» Instructions to follow
Within the material below, find each line bearing the word "lape" and present it.

» Data records
'''

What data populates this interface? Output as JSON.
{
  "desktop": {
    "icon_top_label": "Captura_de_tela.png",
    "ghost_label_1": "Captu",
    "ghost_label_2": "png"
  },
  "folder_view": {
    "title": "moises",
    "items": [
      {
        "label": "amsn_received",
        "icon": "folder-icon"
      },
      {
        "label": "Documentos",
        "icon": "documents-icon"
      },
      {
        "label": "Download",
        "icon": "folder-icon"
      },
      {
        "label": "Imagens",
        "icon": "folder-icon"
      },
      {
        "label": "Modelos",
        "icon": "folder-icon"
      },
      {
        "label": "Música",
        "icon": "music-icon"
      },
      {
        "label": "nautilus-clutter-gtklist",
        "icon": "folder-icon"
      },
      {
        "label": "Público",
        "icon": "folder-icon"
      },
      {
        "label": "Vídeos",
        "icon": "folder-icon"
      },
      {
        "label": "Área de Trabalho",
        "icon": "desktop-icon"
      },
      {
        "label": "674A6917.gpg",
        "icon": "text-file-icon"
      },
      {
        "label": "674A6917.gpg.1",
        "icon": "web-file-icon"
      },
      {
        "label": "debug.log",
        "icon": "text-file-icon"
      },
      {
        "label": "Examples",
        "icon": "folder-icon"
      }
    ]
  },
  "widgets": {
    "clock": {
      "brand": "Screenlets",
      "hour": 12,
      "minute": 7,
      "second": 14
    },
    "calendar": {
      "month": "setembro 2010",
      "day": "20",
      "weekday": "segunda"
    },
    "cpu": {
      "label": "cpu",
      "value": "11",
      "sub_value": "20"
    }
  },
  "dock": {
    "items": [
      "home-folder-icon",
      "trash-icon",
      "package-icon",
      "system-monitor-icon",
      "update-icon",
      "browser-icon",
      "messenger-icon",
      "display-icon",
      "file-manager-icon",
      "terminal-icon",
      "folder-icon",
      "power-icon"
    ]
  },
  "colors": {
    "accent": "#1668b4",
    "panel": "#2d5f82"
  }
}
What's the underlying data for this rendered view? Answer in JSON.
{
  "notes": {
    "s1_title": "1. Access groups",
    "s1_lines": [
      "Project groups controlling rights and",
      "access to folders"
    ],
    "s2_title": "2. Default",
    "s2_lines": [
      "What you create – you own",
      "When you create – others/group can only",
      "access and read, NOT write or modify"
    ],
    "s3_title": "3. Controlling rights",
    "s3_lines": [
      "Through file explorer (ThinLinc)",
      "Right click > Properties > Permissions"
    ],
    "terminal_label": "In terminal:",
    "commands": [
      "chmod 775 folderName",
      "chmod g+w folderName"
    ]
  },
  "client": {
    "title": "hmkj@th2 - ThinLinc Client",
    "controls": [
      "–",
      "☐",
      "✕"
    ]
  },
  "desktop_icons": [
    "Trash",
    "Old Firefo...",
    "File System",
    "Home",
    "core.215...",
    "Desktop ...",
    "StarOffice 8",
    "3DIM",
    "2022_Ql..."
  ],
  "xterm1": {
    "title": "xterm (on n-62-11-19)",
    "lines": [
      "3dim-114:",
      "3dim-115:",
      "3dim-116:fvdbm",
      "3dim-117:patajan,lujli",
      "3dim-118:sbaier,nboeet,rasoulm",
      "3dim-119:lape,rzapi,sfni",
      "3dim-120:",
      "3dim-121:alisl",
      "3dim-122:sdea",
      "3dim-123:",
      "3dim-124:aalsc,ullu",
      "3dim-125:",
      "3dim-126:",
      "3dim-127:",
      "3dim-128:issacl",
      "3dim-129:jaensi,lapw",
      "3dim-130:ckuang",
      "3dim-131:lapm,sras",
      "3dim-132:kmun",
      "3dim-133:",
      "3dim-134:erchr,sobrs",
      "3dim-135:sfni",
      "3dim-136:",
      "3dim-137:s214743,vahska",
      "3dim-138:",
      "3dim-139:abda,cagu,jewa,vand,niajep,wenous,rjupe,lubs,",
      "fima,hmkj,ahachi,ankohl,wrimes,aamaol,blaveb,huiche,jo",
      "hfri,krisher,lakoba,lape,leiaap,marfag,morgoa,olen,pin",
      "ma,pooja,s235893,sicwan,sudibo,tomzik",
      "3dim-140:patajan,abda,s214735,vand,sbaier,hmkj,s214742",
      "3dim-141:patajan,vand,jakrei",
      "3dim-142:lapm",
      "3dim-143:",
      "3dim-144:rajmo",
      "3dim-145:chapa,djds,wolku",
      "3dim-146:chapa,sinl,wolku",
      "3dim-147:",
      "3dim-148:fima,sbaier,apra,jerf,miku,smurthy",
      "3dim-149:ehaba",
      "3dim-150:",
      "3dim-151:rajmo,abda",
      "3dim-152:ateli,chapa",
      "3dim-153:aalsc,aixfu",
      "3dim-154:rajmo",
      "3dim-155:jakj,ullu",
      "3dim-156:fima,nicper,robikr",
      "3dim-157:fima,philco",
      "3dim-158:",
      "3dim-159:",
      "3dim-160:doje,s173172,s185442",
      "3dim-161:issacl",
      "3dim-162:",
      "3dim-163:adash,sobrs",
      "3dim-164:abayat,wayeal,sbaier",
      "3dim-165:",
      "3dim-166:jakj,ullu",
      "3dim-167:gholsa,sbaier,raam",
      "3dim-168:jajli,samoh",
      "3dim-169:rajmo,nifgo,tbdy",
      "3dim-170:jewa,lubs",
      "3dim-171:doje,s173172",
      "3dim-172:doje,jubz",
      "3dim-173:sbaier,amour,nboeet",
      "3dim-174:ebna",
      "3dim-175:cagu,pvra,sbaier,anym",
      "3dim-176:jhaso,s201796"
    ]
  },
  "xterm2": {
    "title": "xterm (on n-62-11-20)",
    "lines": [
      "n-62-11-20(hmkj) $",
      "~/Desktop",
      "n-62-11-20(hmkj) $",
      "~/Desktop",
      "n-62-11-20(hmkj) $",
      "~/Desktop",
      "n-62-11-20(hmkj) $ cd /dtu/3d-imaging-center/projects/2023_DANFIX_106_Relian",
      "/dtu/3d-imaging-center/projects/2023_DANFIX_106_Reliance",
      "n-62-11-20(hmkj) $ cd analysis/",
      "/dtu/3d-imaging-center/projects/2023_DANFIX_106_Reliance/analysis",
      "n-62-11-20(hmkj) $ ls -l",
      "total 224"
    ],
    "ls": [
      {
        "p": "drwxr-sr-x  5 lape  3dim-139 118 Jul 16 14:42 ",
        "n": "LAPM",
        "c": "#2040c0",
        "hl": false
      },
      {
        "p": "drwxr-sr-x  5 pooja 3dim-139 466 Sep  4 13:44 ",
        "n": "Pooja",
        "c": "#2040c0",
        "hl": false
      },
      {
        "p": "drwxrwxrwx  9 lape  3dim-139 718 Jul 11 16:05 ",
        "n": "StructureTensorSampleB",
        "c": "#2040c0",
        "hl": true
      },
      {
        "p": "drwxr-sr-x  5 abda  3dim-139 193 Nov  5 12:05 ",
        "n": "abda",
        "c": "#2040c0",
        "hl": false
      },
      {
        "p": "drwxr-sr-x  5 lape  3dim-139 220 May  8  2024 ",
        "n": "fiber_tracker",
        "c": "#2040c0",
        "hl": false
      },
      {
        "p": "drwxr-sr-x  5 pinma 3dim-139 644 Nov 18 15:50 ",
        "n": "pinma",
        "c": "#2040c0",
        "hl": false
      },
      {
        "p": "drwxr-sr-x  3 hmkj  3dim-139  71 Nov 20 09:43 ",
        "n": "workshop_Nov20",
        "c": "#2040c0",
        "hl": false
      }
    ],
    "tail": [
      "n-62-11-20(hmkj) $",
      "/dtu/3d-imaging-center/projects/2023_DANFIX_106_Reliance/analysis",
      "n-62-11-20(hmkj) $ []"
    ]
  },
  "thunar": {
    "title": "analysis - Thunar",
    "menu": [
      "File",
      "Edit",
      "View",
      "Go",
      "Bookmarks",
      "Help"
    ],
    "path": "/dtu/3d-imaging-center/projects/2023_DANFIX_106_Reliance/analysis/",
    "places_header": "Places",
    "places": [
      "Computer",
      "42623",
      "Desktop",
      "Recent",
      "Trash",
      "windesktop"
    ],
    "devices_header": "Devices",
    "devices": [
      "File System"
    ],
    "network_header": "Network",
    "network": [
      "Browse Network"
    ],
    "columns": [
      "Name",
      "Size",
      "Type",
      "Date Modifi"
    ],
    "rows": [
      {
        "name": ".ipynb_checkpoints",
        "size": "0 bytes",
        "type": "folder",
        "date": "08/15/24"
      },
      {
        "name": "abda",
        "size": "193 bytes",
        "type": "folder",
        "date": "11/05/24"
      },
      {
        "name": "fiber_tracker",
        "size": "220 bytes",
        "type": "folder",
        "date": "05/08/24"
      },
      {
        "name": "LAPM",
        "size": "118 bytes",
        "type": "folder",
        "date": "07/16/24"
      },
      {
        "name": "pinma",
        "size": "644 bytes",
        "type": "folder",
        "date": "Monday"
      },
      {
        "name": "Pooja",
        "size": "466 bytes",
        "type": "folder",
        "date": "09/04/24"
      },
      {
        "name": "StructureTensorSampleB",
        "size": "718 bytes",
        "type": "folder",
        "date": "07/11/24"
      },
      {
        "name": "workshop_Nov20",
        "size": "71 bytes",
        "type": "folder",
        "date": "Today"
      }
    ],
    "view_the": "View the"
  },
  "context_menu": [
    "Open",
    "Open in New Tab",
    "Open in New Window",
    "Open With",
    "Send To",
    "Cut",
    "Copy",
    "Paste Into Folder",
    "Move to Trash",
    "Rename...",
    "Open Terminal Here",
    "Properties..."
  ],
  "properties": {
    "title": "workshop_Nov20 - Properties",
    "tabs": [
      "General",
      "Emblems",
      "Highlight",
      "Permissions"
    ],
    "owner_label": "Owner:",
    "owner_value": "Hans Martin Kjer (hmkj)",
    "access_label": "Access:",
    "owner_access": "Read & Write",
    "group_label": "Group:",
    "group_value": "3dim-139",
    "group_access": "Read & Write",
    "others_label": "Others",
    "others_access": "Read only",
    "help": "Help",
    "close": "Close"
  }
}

'''

» Correct response
      "3dim-119:lape,rzapi,sfni",
      "hfri,krisher,lakoba,lape,leiaap,marfag,morgoa,olen,pin",
        "p": "drwxr-sr-x  5 lape  3dim-139 118 Jul 16 14:42 ",
        "p": "drwxrwxrwx  9 lape  3dim-139 718 Jul 11 16:05 ",
        "p": "drwxr-sr-x  5 lape  3dim-139 220 May  8  2024 ",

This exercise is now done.